## EXTRACT TO READ
○ ○ ○ ○

The furor over the ICAN ‘progress statements’ is a good example of the good old days of public education clashing with the new high-tech world of accountability. It’s a bit like comparing the education your grandparents got in a rural one-room schoolhouse to that which one gets in today’s large, modern elementary school that’s full of little computer-savvy kids who play with Gameboys and Palm Pilots and show their parents how to work the DVD player.
This newspaper has recently received a number of lengthy, impassioned letters to the editor about the maddening complexities of ICAN ‘progress statements.’ The statements go on for pages of technical Professional Educator Speak, as opposed to the old simple report cards whereby teachers gave their students an A, B, C, D or F, depending on how they did in a particular subject. Report cards also provided a few teacher judgments on the kid’s growth habits and attitudes, noted punctuality, told how many days they were in school, and how many days they missed. There was a section for the teacher to write down some personal comments to the worried parents about little Johnny’s social and behavioral problems. The report cards were easy to read, easy to digest, and adequate for that day and age.
My, how times have changed.
We live in a supercharged, supercomputed and super-competitive world in which much is expected of public schools and much is demanded of teachers and administrators, especially by those people who put great stock in preparing children for college and the demands of high-tech professions. Politicians have not failed to take an interest in public education. They insist on good results, and they want to see progress. It seems that every politician, on state and federal levels, wants to improve the education system, and each administration wants to put its stamp on a program that can be shown to be successful. No one involved in education wants to be connected to a program that’s ranked near the bottom or last. The pressure is intense on everyone involved.
ICAN is one result of all this official desire to succeed. It’s a research-based computer program that enables teachers to assess students on a wide range of efforts, which all seem to have obscure names, as they prepare to take state tests in several grades.
As Charles Ewry pointed out in a front-page story last week, instead of getting a B in English, little Johnny might get a ‘demonstrated’ in one learning category called ‘makes brief narrative presentations.’ We hope little Johnny understands what that means.
Little Johnny’s report card now goes on for pages, and instead of As and Bs, he’s getting a ‘demonstrated,’ or ’emerging’ or ‘ongoing’ in a host of learning areas. It takes teachers hours to make all these determinations for their children and prepare the ‘progress reports’ for loading into the computer. So, some teaching duties are handed over to the teacher’s aid, which makes parents even more upset. It’s all very confusing. At first.
We don’t think the school systems have done a good job of preparing the public ‘ especially what appears to be a sizeable number of discerning parents ‘ for these new ways of assessing student progress in the grade schools. School administrators and teachers probably don’t think we’ve done a good job of telling our readers about all the changes, which, like the Energizer Bunny, just keep coming and coming and coming.
Everyone in their right mind wants our public schools to be as good as possible and produce well-prepared students who will succeed later in the real world. But as we get more sophisticated in our teaching techniques and equipment, the state demands quantifiable results, and the old-fashioned report cards are one thing that’s falling by the wayside.
We assume that changes in the educational system will continue to happen and be modifed according to current education trends as long as we have parents who insist on good schools and politicians who insist on establishing higher standards and accountability. Systems that don’t work will be discarded; new systems will take their place, and they may be equally confusing at first.
Parents who don’t understand the new standards that are now required by state and federal law should make an appointment with their child’s teacher. It might not be a bad idea for each school to have an evening where the superintendent or principal could explain all this for the parents and answer all their questions. If that’s already been done, and parents are still confused, it might be time for some reinforcement.

○ ○ ○ ○

## EXTRACTED RECORDS

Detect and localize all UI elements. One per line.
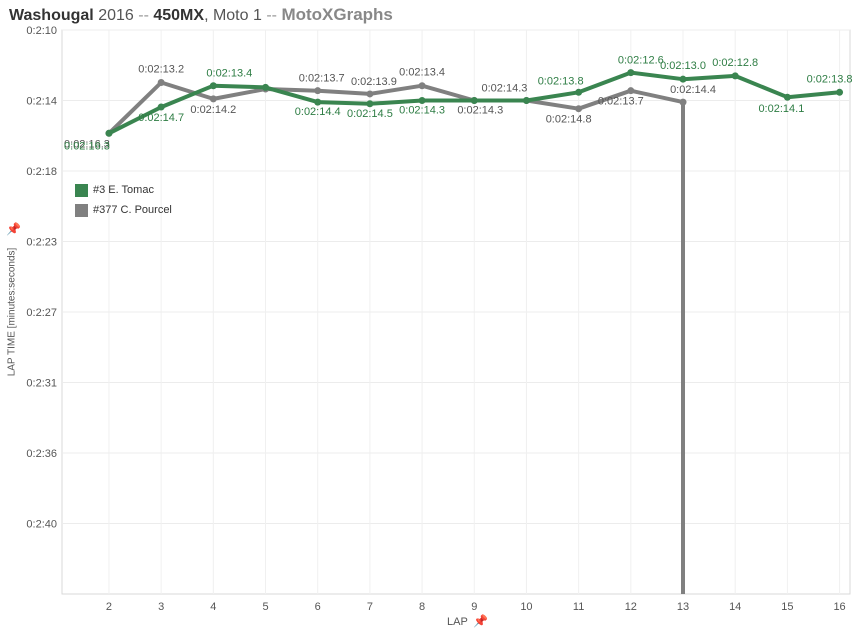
data-point-tomac: [418, 97, 426, 104]
data-label-pourcel: 0:02:14.3: [457, 105, 503, 117]
x-axis-pin-icon[interactable]: 📌: [473, 614, 488, 628]
x-tick-label: 3: [158, 601, 164, 613]
data-point-tomac: [470, 97, 478, 104]
legend-swatch-tomac: [75, 183, 88, 197]
data-point-pourcel: [366, 90, 374, 98]
x-tick-label: 7: [367, 601, 373, 613]
data-point-tomac: [731, 72, 739, 80]
data-point-tomac: [575, 88, 583, 96]
data-label-pourcel: 0:02:16.3: [64, 138, 110, 150]
x-tick-label: 15: [781, 601, 793, 613]
x-tick-label: 16: [833, 601, 845, 613]
x-tick-label: 12: [625, 601, 637, 613]
title-year: 2016: [98, 7, 134, 24]
x-tick-label: 2: [106, 601, 112, 613]
y-axis-title-wrap: LAP TIME [minutes:seconds]: [2, 232, 22, 392]
data-point-tomac: [262, 83, 270, 91]
x-tick-label: 13: [677, 601, 689, 613]
y-tick-label: 0:2:10: [26, 25, 57, 37]
data-label-tomac: 0:02:13.4: [206, 68, 252, 80]
data-label-tomac: 0:02:13.0: [660, 60, 706, 72]
chart-title: Washougal 2016 -- 450MX, Moto 1 -- MotoX…: [9, 5, 393, 25]
x-tick-label: 14: [729, 601, 741, 613]
data-label-tomac: 0:02:13.8: [807, 73, 853, 85]
data-point-pourcel: [627, 87, 635, 95]
x-axis-title: LAP: [447, 616, 468, 628]
x-tick-label: 4: [210, 601, 216, 613]
x-tick-label: 9: [471, 601, 477, 613]
data-label-tomac: 0:02:16.3: [64, 140, 110, 152]
data-label-pourcel: 0:02:14.3: [482, 83, 528, 95]
data-label-pourcel: 0:02:13.7: [598, 96, 644, 108]
data-point-pourcel: [679, 98, 687, 106]
data-point-tomac: [157, 103, 165, 111]
data-label-tomac: 0:02:14.4: [295, 106, 341, 118]
data-point-tomac: [836, 88, 844, 96]
data-label-tomac: 0:02:14.7: [138, 112, 184, 124]
data-label-tomac: 0:02:14.5: [347, 108, 393, 120]
title-moto: , Moto 1: [204, 7, 262, 24]
data-point-tomac: [366, 100, 374, 108]
data-point-tomac: [627, 69, 635, 77]
data-point-tomac: [105, 129, 113, 137]
legend-item-pourcel[interactable]: #377 C. Pourcel: [75, 200, 172, 220]
y-tick-label: 0:2:14: [26, 96, 57, 108]
legend-swatch-pourcel: [75, 203, 88, 217]
y-tick-label: 0:2:18: [26, 166, 57, 178]
data-point-tomac: [783, 93, 791, 101]
data-label-tomac: 0:02:12.6: [618, 55, 664, 67]
data-point-pourcel: [314, 87, 322, 95]
title-class: 450MX: [153, 7, 205, 24]
x-tick-label: 11: [573, 601, 584, 613]
y-tick-label: 0:2:40: [26, 519, 57, 531]
data-label-tomac: 0:02:14.1: [758, 103, 804, 115]
data-point-pourcel: [157, 78, 165, 86]
data-label-pourcel: 0:02:13.2: [138, 63, 184, 75]
data-label-tomac: 0:02:13.8: [538, 75, 584, 87]
data-point-tomac: [522, 97, 530, 104]
y-axis-title: LAP TIME [minutes:seconds]: [6, 247, 18, 377]
y-tick-label: 0:2:31: [26, 378, 57, 390]
title-brand: MotoXGraphs: [281, 5, 393, 24]
data-label-pourcel: 0:02:14.2: [190, 104, 236, 116]
title-separator-2: --: [266, 7, 277, 24]
title-event: Washougal: [9, 7, 94, 24]
data-label-tomac: 0:02:14.3: [399, 105, 445, 117]
title-separator-1: --: [138, 7, 149, 24]
legend-label-pourcel: #377 C. Pourcel: [93, 204, 172, 216]
y-tick-label: 0:2:23: [26, 237, 57, 249]
data-label-pourcel: 0:02:13.4: [399, 67, 445, 79]
data-label-pourcel: 0:02:14.4: [670, 84, 716, 96]
data-point-pourcel: [418, 82, 426, 90]
legend-label-tomac: #3 E. Tomac: [93, 184, 154, 196]
x-tick-label: 5: [262, 601, 268, 613]
data-label-pourcel: 0:02:14.8: [546, 114, 592, 126]
legend-item-tomac[interactable]: #3 E. Tomac: [75, 180, 172, 200]
data-point-tomac: [679, 75, 687, 83]
y-tick-label: 0:2:27: [26, 307, 57, 319]
data-label-pourcel: 0:02:13.9: [351, 76, 397, 88]
data-point-tomac: [314, 98, 322, 106]
x-tick-label: 8: [419, 601, 425, 613]
legend: #3 E. Tomac #377 C. Pourcel: [75, 180, 172, 220]
y-tick-label: 0:2:36: [26, 448, 57, 460]
data-label-pourcel: 0:02:13.7: [299, 73, 345, 85]
y-axis-pin-icon[interactable]: 📌: [6, 222, 21, 236]
x-tick-label: 10: [520, 601, 532, 613]
data-point-pourcel: [575, 105, 583, 113]
data-label-tomac: 0:02:12.8: [712, 57, 758, 69]
data-point-pourcel: [209, 95, 217, 103]
data-point-tomac: [209, 82, 217, 90]
x-tick-label: 6: [315, 601, 321, 613]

○ ○ ○ ○

## STATED TASK 1
Please set down, word for word, the part of the editorial on ICAN progress statements that opens with the words containing "We don’t think" and closes with "by the wayside.".
## STATED TASK 2
In the editorial on ICAN progress statements, which letter grades did teachers give on the old simple report cards?

## WRITTEN RESPONSE 1
We don’t think the school systems have done a good job of preparing the public ‘ especially what appears to be a sizeable number of discerning parents ‘ for these new ways of assessing student progress in the grade schools. School administrators and teachers probably don’t think we’ve done a good job of telling our readers about all the changes, which, like the Energizer Bunny, just keep coming and coming and coming.
Everyone in their right mind wants our public schools to be as good as possible and produce well-prepared students who will succeed later in the real world. But as we get more sophisticated in our teaching techniques and equipment, the state demands quantifiable results, and the old-fashioned report cards are one thing that’s falling by the wayside.

## WRITTEN RESPONSE 2
A, B, C, D or F.